■ TASK DETAILS: Go through the entries below and pick out every line with "kikötő".

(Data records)

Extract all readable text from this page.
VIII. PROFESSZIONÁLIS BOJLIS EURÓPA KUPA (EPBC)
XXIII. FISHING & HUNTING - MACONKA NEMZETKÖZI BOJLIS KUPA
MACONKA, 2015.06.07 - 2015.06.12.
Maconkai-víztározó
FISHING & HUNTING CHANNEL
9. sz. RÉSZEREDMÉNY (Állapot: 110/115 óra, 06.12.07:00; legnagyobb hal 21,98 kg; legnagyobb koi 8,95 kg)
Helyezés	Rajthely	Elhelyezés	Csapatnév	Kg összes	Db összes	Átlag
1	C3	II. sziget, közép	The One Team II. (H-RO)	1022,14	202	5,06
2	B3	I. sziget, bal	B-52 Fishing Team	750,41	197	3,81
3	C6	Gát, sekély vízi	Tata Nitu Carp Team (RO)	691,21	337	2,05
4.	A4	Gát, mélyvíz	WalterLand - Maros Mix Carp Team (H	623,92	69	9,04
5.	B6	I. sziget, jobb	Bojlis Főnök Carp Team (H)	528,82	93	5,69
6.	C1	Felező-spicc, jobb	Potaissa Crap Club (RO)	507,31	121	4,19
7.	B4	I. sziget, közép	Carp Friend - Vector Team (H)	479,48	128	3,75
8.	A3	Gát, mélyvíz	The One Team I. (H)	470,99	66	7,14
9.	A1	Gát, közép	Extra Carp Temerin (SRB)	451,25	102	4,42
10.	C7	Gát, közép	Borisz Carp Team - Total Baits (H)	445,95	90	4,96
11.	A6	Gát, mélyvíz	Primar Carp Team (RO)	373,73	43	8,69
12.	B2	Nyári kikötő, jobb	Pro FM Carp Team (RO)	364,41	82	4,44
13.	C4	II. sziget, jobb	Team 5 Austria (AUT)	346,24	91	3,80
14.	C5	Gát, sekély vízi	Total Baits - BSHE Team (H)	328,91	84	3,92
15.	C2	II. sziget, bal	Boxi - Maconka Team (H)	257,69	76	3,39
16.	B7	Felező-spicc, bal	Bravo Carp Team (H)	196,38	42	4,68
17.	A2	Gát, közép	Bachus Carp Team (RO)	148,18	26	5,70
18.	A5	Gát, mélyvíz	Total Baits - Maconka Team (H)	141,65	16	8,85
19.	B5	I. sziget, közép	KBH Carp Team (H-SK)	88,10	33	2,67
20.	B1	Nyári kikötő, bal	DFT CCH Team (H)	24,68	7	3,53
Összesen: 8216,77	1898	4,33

■ ANSWER BELOW:
12.	B2	Nyári kikötő, jobb	Pro FM Carp Team (RO)	364,41	82	4,44
20.	B1	Nyári kikötő, bal	DFT CCH Team (H)	24,68	7	3,53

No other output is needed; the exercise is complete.